Begin with the line that contains "Serialize everything readable" and transcribe each line after it, up to and including the last line of the listing below.

+++ GIVEN RECORDS

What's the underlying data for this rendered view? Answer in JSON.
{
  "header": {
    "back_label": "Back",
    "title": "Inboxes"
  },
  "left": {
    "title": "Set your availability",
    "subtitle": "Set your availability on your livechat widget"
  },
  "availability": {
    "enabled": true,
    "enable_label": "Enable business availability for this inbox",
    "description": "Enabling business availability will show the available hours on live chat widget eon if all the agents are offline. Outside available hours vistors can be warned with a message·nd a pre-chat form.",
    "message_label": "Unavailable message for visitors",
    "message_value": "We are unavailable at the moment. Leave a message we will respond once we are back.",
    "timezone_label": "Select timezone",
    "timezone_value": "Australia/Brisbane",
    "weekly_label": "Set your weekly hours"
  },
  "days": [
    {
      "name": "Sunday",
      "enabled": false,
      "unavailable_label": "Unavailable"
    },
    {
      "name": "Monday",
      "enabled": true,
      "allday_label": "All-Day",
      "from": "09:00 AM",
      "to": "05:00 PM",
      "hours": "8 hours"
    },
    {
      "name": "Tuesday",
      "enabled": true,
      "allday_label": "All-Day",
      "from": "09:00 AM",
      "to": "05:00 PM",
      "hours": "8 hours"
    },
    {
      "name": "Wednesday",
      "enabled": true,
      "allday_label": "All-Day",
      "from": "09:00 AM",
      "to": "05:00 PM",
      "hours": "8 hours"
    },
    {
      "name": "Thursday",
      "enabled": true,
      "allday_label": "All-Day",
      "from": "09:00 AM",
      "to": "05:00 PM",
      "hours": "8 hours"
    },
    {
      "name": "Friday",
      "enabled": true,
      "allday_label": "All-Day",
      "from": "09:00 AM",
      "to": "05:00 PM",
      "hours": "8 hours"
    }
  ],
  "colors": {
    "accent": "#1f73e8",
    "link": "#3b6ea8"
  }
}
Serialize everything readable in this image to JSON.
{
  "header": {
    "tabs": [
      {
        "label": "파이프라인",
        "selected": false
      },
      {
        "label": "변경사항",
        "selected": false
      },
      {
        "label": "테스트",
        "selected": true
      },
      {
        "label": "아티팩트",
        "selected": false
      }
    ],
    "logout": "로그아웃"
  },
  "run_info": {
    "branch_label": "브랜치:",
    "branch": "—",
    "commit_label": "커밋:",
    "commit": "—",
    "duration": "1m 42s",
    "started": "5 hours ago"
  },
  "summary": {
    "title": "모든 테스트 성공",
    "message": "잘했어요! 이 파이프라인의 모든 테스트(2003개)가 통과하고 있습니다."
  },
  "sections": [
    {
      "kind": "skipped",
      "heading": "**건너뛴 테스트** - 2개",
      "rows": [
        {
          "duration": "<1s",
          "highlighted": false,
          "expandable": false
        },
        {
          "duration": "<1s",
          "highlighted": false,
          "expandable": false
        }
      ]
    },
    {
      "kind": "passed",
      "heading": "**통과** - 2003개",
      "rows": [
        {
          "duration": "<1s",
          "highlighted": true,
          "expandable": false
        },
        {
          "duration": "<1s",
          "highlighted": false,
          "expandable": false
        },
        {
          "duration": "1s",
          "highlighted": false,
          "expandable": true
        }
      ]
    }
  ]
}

++++++

= ANSWER FOR THE TASK =
Serialize everything readable in this image to JSON.
{
  "header": {
    "tabs": [
      {
        "label": "파이프라인",
        "selected": false
      },
      {
        "label": "변경사항",
        "selected": false
      },
      {
        "label": "테스트",
        "selected": true
      },
      {
        "label": "아티팩트",
        "selected": false
      }
    ],
    "logout": "로그아웃"
  },
  "run_info": {
    "branch_label": "브랜치:",
    "branch": "—",
    "commit_label": "커밋:",
    "commit": "—",
    "duration": "1m 42s",
    "started": "5 hours ago"
  },
  "summary": {
    "title": "모든 테스트 성공",
    "message": "잘했어요! 이 파이프라인의 모든 테스트(2003개)가 통과하고 있습니다."
  },
  "sections": [
    {
      "kind": "skipped",
      "heading": "**건너뛴 테스트** - 2개",
      "rows": [
        {
          "duration": "<1s",
          "highlighted": false,
          "expandable": false
        },
        {
          "duration": "<1s",
          "highlighted": false,
          "expandable": false
        }
      ]
    },
    {
      "kind": "passed",
      "heading": "**통과** - 2003개",
      "rows": [
        {
          "duration": "<1s",
          "highlighted": true,
          "expandable": false
        },
        {
          "duration": "<1s",
          "highlighted": false,
          "expandable": false
        },
        {
          "duration": "1s",
          "highlighted": false,
          "expandable": true
        }
      ]
    }
  ]
}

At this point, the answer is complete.